Element and coordinate lines:
## Begin
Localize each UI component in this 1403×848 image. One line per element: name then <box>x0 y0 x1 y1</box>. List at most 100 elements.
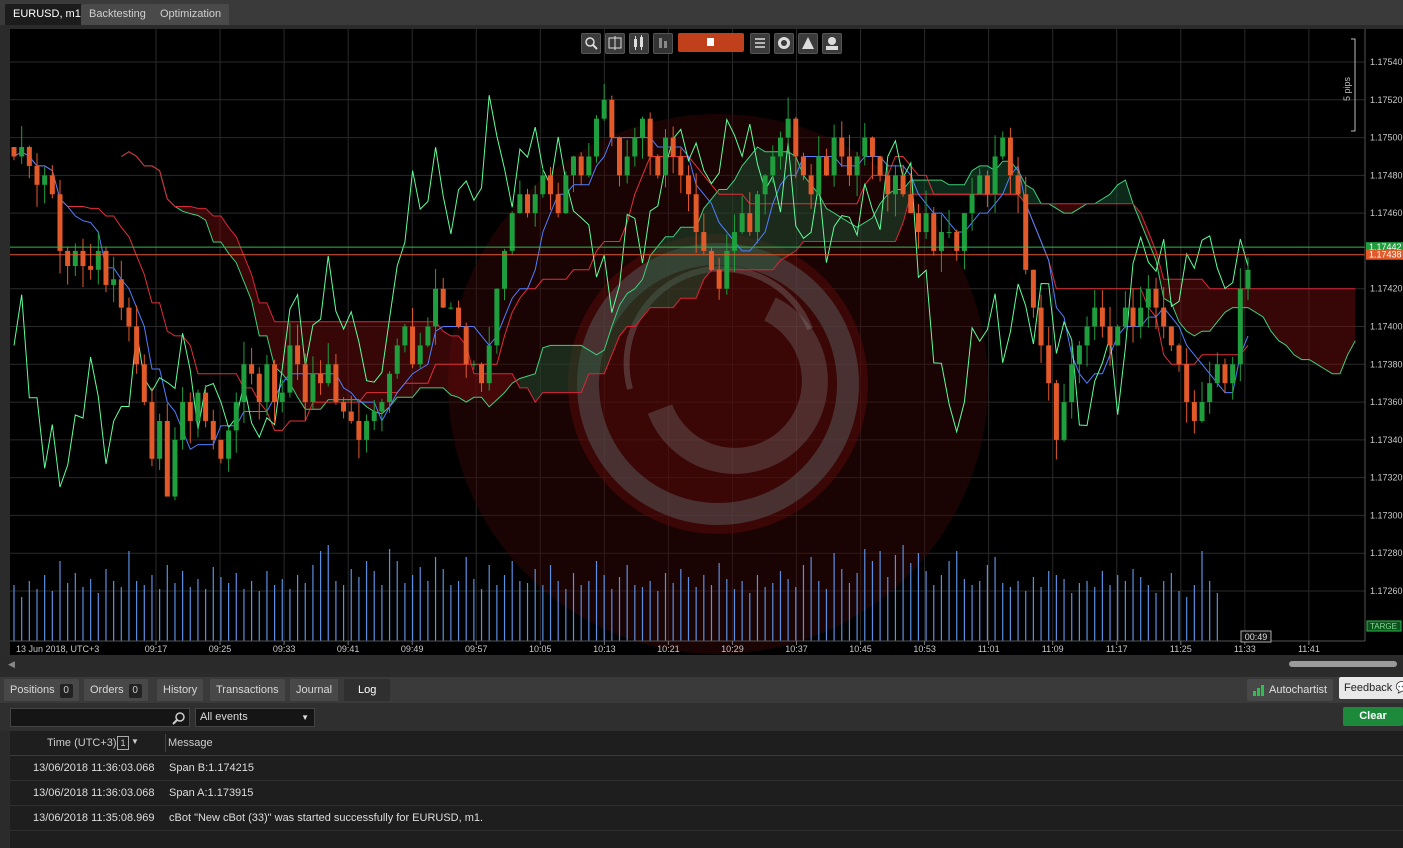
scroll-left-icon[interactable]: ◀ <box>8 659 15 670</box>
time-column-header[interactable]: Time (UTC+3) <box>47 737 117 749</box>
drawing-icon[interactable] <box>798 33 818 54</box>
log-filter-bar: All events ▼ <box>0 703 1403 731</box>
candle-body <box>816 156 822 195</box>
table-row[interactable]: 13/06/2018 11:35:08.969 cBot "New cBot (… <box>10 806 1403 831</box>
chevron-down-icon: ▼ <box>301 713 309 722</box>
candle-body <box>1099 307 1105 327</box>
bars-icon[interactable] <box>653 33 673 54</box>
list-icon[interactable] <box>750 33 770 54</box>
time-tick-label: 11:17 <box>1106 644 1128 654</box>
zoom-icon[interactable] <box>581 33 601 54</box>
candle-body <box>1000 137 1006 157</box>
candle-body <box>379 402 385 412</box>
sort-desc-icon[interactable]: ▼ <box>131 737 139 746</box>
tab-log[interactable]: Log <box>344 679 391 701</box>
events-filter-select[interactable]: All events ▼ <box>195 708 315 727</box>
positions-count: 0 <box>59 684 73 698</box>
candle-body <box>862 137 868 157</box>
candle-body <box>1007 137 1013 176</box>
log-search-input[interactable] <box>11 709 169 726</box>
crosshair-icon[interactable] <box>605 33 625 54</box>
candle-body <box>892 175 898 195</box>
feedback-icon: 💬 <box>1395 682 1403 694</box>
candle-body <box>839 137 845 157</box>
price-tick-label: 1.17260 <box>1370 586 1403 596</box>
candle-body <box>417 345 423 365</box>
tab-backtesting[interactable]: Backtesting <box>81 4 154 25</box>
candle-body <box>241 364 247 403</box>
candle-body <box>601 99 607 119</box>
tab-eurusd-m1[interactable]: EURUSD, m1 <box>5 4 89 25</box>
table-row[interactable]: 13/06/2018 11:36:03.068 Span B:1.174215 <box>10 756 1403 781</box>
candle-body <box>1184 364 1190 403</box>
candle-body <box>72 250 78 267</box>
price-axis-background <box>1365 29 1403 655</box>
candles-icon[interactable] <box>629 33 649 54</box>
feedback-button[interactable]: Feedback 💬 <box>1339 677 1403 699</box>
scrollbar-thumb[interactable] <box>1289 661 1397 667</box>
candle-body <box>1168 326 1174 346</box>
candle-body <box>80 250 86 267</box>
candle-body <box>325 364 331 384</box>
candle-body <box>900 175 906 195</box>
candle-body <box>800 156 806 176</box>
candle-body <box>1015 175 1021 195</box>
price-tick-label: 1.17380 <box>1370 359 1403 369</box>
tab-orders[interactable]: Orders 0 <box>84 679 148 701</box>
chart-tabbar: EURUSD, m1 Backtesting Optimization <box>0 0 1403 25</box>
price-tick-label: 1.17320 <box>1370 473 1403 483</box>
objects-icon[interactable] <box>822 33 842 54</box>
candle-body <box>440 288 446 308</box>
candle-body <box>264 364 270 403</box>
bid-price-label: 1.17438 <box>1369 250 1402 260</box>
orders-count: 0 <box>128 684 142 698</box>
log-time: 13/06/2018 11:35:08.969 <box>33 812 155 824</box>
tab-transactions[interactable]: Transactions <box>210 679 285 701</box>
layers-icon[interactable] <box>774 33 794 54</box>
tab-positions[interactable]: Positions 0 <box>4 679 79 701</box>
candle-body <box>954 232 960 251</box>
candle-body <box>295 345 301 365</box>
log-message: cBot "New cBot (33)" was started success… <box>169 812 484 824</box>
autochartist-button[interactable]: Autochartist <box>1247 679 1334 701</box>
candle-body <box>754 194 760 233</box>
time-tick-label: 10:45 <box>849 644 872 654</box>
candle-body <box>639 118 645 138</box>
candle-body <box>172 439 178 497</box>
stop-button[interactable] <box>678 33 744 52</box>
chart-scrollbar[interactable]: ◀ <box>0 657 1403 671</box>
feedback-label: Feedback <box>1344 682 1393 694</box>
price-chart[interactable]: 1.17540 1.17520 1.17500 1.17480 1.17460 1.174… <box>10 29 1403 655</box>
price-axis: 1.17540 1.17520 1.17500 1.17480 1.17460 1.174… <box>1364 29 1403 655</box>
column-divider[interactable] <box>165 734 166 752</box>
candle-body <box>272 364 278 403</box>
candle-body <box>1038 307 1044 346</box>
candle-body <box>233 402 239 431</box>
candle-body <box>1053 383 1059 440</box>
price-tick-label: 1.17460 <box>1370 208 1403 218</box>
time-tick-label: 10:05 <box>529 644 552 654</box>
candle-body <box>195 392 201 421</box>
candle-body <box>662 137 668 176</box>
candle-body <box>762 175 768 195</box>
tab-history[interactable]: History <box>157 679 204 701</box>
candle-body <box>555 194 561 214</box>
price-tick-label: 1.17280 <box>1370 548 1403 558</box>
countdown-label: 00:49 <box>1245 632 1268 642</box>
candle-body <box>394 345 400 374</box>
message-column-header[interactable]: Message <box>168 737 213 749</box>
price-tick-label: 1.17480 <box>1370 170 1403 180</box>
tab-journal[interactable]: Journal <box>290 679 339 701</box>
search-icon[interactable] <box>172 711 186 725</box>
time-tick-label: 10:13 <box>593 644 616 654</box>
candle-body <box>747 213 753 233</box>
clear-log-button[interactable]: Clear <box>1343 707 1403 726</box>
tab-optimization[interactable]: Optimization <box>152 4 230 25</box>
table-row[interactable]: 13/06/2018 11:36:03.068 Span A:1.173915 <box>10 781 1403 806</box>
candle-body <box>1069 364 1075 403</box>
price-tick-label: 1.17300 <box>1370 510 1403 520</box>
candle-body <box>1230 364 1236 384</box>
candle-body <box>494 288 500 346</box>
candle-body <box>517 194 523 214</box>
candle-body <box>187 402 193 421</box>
## End
Work to do:
Change each "interactable" in all of the lines above to "clickable", and write the lines out again with nothing else altered. Omit the pictures.

Solution to this exercise:
Localize each UI component in this 1403×848 image. One line per element: name then <box>x0 y0 x1 y1</box>. List at most 100 elements.
scroll-left-icon[clickable]: ◀ <box>8 659 15 670</box>
time-column-header[clickable]: Time (UTC+3) <box>47 737 117 749</box>
drawing-icon[clickable] <box>798 33 818 54</box>
log-filter-bar: All events ▼ <box>0 703 1403 731</box>
candle-body <box>816 156 822 195</box>
table-row[clickable]: 13/06/2018 11:35:08.969 cBot "New cBot (… <box>10 806 1403 831</box>
chevron-down-icon: ▼ <box>301 713 309 722</box>
candle-body <box>1099 307 1105 327</box>
bars-icon[clickable] <box>653 33 673 54</box>
list-icon[clickable] <box>750 33 770 54</box>
time-tick-label: 11:17 <box>1106 644 1128 654</box>
zoom-icon[clickable] <box>581 33 601 54</box>
candle-body <box>1000 137 1006 157</box>
candle-body <box>379 402 385 412</box>
sort-desc-icon[clickable]: ▼ <box>131 737 139 746</box>
tab-log[clickable]: Log <box>344 679 391 701</box>
events-filter-select[clickable]: All events ▼ <box>195 708 315 727</box>
positions-count: 0 <box>59 684 73 698</box>
candle-body <box>862 137 868 157</box>
candle-body <box>1007 137 1013 176</box>
log-search-input[clickable] <box>11 709 169 726</box>
crosshair-icon[clickable] <box>605 33 625 54</box>
candle-body <box>892 175 898 195</box>
feedback-icon: 💬 <box>1395 682 1403 694</box>
candle-body <box>839 137 845 157</box>
price-tick-label: 1.17260 <box>1370 586 1403 596</box>
candle-body <box>417 345 423 365</box>
tab-backtesting[clickable]: Backtesting <box>81 4 154 25</box>
candle-body <box>241 364 247 403</box>
candle-body <box>601 99 607 119</box>
tab-eurusd-m1[clickable]: EURUSD, m1 <box>5 4 89 25</box>
table-row[clickable]: 13/06/2018 11:36:03.068 Span B:1.174215 <box>10 756 1403 781</box>
candle-body <box>1184 364 1190 403</box>
candle-body <box>72 250 78 267</box>
price-axis-background <box>1365 29 1403 655</box>
candles-icon[clickable] <box>629 33 649 54</box>
feedback-button[clickable]: Feedback 💬 <box>1339 677 1403 699</box>
scrollbar-thumb[clickable] <box>1289 661 1397 667</box>
candle-body <box>1168 326 1174 346</box>
candle-body <box>80 250 86 267</box>
candle-body <box>325 364 331 384</box>
candle-body <box>900 175 906 195</box>
candle-body <box>800 156 806 176</box>
candle-body <box>1015 175 1021 195</box>
price-tick-label: 1.17380 <box>1370 359 1403 369</box>
tab-orders[clickable]: Orders 0 <box>84 679 148 701</box>
chart-tabbar: EURUSD, m1 Backtesting Optimization <box>0 0 1403 25</box>
price-tick-label: 1.17320 <box>1370 473 1403 483</box>
objects-icon[clickable] <box>822 33 842 54</box>
candle-body <box>440 288 446 308</box>
candle-body <box>264 364 270 403</box>
bid-price-label: 1.17438 <box>1369 250 1402 260</box>
orders-count: 0 <box>128 684 142 698</box>
log-time: 13/06/2018 11:35:08.969 <box>33 812 155 824</box>
tab-transactions[clickable]: Transactions <box>210 679 285 701</box>
layers-icon[clickable] <box>774 33 794 54</box>
tab-positions[clickable]: Positions 0 <box>4 679 79 701</box>
candle-body <box>954 232 960 251</box>
candle-body <box>295 345 301 365</box>
log-message: cBot "New cBot (33)" was started success… <box>169 812 484 824</box>
autochartist-button[clickable]: Autochartist <box>1247 679 1334 701</box>
candle-body <box>754 194 760 233</box>
time-tick-label: 10:45 <box>849 644 872 654</box>
candle-body <box>639 118 645 138</box>
candle-body <box>172 439 178 497</box>
stop-button[clickable] <box>678 33 744 52</box>
chart-scrollbar[clickable]: ◀ <box>0 657 1403 671</box>
feedback-label: Feedback <box>1344 682 1393 694</box>
price-chart[clickable]: 1.17540 1.17520 1.17500 1.17480 1.17460 1.174… <box>10 29 1403 655</box>
price-axis: 1.17540 1.17520 1.17500 1.17480 1.17460 1.174… <box>1364 29 1403 655</box>
column-divider[clickable] <box>165 734 166 752</box>
candle-body <box>272 364 278 403</box>
candle-body <box>1038 307 1044 346</box>
candle-body <box>233 402 239 431</box>
candle-body <box>1053 383 1059 440</box>
price-tick-label: 1.17460 <box>1370 208 1403 218</box>
time-tick-label: 10:05 <box>529 644 552 654</box>
candle-body <box>195 392 201 421</box>
candle-body <box>662 137 668 176</box>
candle-body <box>762 175 768 195</box>
tab-history[clickable]: History <box>157 679 204 701</box>
candle-body <box>555 194 561 214</box>
price-tick-label: 1.17280 <box>1370 548 1403 558</box>
countdown-label: 00:49 <box>1245 632 1268 642</box>
candle-body <box>394 345 400 374</box>
message-column-header[clickable]: Message <box>168 737 213 749</box>
price-tick-label: 1.17480 <box>1370 170 1403 180</box>
tab-journal[clickable]: Journal <box>290 679 339 701</box>
search-icon[clickable] <box>172 711 186 725</box>
time-tick-label: 10:13 <box>593 644 616 654</box>
candle-body <box>747 213 753 233</box>
clear-log-button[clickable]: Clear <box>1343 707 1403 726</box>
tab-optimization[clickable]: Optimization <box>152 4 230 25</box>
table-row[clickable]: 13/06/2018 11:36:03.068 Span A:1.173915 <box>10 781 1403 806</box>
candle-body <box>1069 364 1075 403</box>
price-tick-label: 1.17300 <box>1370 510 1403 520</box>
candle-body <box>1230 364 1236 384</box>
candle-body <box>494 288 500 346</box>
candle-body <box>517 194 523 214</box>
candle-body <box>187 402 193 421</box>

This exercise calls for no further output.